=== Material for the task ===

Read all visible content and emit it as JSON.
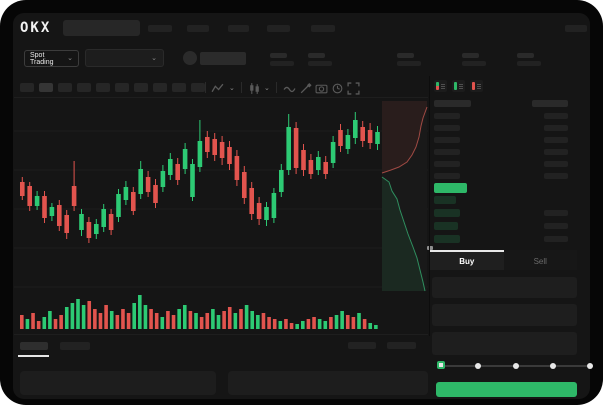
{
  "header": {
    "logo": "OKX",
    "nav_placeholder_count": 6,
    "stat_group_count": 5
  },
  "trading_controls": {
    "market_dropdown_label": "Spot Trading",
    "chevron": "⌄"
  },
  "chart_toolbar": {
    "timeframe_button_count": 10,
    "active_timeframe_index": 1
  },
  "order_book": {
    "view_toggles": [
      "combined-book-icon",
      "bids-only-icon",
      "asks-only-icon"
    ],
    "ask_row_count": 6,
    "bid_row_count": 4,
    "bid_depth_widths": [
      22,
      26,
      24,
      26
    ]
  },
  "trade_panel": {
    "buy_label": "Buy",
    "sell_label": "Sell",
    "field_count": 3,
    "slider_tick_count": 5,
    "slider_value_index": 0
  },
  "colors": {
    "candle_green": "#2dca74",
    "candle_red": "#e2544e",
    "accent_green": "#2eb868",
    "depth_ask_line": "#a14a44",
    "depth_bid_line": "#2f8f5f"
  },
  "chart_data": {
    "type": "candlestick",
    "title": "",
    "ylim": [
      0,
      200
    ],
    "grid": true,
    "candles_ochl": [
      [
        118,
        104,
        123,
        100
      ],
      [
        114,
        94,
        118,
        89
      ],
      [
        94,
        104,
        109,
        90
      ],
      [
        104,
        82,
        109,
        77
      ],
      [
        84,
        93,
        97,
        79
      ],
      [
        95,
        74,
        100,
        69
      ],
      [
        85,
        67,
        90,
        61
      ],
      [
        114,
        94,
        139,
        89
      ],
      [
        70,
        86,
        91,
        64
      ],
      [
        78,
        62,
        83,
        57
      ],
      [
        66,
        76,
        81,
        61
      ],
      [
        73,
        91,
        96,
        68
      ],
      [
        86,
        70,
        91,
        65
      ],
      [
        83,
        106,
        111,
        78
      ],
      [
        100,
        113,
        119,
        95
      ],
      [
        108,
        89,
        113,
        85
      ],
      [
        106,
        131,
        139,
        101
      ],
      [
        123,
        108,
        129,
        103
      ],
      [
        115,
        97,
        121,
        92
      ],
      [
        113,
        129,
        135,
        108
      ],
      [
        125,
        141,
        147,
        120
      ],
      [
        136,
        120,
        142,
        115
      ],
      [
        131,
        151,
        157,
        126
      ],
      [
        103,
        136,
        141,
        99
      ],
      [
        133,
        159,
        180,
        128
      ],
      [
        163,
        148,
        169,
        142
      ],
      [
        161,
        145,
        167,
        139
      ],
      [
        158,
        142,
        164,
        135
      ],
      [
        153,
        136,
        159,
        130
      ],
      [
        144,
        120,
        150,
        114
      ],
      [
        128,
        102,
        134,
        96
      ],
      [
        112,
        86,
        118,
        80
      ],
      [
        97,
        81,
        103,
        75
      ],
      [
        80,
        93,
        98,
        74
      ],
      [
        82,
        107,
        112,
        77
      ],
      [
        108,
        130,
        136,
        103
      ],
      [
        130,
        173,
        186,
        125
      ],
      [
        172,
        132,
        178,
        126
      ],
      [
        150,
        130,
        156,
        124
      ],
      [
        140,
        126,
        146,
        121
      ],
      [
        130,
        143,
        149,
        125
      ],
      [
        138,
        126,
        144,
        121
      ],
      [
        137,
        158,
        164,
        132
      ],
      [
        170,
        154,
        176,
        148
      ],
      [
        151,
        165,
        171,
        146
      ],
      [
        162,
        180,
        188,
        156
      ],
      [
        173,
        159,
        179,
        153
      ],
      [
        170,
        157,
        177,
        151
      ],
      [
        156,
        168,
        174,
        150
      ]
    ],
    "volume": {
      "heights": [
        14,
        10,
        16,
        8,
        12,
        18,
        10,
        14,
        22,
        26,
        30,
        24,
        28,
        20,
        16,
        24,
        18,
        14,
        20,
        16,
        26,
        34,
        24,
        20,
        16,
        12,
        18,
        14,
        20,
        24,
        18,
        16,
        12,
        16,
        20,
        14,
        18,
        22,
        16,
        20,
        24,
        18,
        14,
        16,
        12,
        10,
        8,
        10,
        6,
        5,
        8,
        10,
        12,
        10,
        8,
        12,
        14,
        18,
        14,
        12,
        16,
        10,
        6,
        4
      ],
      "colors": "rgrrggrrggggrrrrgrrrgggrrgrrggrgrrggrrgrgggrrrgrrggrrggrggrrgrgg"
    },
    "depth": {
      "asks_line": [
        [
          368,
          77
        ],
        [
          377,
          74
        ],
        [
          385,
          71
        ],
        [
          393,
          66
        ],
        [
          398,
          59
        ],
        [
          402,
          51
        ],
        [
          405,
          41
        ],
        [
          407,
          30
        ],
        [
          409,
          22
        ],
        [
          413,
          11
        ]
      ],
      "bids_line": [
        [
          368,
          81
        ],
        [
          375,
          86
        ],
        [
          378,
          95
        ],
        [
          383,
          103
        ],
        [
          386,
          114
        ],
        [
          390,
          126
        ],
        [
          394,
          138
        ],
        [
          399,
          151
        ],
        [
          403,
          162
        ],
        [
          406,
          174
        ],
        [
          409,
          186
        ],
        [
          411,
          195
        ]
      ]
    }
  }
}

===
=== Material for the task ===

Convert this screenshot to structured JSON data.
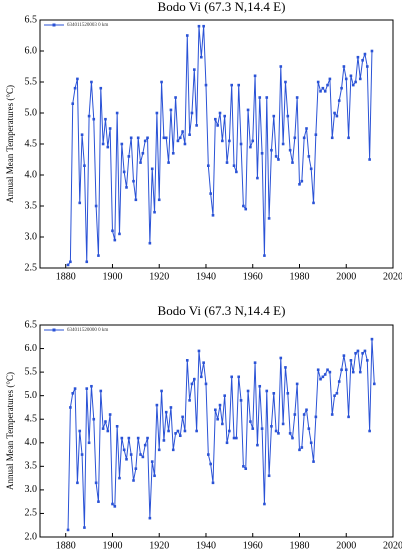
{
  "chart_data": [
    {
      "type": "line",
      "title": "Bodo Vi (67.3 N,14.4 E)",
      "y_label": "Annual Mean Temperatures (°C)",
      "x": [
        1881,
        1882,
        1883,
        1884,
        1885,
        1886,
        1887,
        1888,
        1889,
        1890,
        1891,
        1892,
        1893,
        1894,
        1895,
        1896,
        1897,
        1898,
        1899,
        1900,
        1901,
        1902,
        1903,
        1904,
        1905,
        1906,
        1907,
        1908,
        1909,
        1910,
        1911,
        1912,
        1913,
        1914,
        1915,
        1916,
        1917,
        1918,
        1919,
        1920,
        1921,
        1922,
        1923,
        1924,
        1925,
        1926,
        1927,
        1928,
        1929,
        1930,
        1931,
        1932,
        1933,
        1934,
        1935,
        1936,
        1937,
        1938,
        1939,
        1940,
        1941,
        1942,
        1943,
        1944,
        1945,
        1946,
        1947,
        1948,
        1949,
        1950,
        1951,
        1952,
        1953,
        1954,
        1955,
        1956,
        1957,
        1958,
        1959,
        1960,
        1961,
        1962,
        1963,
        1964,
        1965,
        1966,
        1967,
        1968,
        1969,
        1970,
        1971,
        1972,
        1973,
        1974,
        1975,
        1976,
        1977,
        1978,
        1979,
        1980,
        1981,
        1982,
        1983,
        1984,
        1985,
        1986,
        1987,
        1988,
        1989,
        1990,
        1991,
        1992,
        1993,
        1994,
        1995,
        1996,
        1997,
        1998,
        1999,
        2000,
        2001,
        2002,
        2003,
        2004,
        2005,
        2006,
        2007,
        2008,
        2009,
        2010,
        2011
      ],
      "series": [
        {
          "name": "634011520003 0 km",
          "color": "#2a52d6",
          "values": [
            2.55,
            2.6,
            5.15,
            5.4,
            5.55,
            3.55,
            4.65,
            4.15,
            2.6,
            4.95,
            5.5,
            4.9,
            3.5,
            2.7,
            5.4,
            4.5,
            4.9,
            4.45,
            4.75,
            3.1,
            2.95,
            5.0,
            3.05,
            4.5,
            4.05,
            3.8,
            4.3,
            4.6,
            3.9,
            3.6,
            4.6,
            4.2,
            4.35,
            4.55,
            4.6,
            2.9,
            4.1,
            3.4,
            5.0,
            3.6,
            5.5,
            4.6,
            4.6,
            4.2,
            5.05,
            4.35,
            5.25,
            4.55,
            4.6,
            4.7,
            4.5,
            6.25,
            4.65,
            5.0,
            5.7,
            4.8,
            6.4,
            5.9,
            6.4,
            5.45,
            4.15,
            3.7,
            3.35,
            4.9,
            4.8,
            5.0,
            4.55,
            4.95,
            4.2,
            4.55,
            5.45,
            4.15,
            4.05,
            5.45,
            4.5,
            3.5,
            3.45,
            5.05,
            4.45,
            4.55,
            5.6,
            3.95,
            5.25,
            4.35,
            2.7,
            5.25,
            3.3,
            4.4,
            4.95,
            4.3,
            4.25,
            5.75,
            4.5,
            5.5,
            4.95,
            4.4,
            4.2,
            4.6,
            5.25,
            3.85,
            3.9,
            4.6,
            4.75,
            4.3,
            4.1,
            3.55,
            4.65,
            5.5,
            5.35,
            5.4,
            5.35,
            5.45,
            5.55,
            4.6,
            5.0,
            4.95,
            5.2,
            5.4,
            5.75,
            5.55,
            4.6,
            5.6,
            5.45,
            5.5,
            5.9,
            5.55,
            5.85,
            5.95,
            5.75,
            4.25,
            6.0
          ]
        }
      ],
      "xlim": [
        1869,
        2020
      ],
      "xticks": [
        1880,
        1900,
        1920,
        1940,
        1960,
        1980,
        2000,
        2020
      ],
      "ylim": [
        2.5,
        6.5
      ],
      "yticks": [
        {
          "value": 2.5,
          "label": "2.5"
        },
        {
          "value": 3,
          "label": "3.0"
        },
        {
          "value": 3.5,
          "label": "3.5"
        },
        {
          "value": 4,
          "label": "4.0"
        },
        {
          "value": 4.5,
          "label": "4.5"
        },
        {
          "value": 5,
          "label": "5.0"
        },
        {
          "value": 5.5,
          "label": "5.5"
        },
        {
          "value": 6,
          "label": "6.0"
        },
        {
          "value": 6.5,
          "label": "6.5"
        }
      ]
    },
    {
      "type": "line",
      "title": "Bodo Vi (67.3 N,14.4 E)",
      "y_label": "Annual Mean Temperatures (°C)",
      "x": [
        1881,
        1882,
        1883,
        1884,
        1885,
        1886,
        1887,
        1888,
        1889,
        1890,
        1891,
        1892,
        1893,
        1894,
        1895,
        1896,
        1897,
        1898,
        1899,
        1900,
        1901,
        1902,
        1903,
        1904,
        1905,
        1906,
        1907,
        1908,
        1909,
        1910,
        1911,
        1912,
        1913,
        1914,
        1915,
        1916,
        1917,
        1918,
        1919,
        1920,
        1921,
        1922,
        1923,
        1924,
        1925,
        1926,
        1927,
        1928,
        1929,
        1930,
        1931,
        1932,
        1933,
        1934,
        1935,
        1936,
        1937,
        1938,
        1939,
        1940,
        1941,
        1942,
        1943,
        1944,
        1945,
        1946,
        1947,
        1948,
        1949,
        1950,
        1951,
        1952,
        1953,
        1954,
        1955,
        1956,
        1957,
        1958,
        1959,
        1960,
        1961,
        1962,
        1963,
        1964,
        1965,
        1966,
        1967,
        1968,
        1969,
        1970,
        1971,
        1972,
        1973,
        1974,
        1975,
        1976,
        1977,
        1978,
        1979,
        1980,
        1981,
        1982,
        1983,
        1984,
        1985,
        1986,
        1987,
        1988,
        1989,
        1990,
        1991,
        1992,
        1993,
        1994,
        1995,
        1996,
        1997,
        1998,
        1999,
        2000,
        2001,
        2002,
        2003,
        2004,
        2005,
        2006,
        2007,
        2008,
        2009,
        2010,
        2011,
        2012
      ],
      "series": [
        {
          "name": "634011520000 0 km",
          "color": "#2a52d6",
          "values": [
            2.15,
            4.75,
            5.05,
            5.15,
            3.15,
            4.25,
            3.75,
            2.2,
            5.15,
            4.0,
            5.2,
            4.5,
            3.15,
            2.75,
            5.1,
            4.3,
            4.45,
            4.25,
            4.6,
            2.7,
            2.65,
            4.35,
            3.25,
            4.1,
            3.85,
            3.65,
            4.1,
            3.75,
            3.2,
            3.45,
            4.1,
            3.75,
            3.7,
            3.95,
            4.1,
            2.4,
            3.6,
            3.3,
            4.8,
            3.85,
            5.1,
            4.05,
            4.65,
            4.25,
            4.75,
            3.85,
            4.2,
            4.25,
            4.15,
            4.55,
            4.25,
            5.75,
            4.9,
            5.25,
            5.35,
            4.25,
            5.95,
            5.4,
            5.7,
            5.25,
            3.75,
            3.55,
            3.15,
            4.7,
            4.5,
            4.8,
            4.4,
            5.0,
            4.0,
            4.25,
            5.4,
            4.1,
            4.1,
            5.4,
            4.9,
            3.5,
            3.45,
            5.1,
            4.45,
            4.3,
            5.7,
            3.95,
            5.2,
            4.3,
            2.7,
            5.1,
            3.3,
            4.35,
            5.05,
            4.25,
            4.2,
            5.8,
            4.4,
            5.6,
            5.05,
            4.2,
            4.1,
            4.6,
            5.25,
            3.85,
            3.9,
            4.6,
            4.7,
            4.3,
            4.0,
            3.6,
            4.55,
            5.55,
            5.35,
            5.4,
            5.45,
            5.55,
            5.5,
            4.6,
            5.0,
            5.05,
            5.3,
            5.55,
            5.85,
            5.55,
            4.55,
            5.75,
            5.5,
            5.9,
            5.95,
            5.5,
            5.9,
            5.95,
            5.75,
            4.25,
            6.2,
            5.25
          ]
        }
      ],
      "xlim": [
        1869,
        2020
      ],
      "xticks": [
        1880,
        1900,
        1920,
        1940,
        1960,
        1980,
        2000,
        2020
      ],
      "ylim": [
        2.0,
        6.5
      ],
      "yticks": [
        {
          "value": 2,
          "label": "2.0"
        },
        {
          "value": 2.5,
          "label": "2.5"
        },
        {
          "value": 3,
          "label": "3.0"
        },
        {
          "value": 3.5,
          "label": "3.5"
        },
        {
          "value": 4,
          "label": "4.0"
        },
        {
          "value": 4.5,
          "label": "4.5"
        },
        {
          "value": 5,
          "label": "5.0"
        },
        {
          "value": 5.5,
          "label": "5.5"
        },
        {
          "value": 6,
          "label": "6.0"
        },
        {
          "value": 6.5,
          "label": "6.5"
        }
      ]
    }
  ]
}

===

Gather all lines where the word "icon" appears.

_Response to this exercise:_
      "combined-book-icon",
      "bids-only-icon",
      "asks-only-icon"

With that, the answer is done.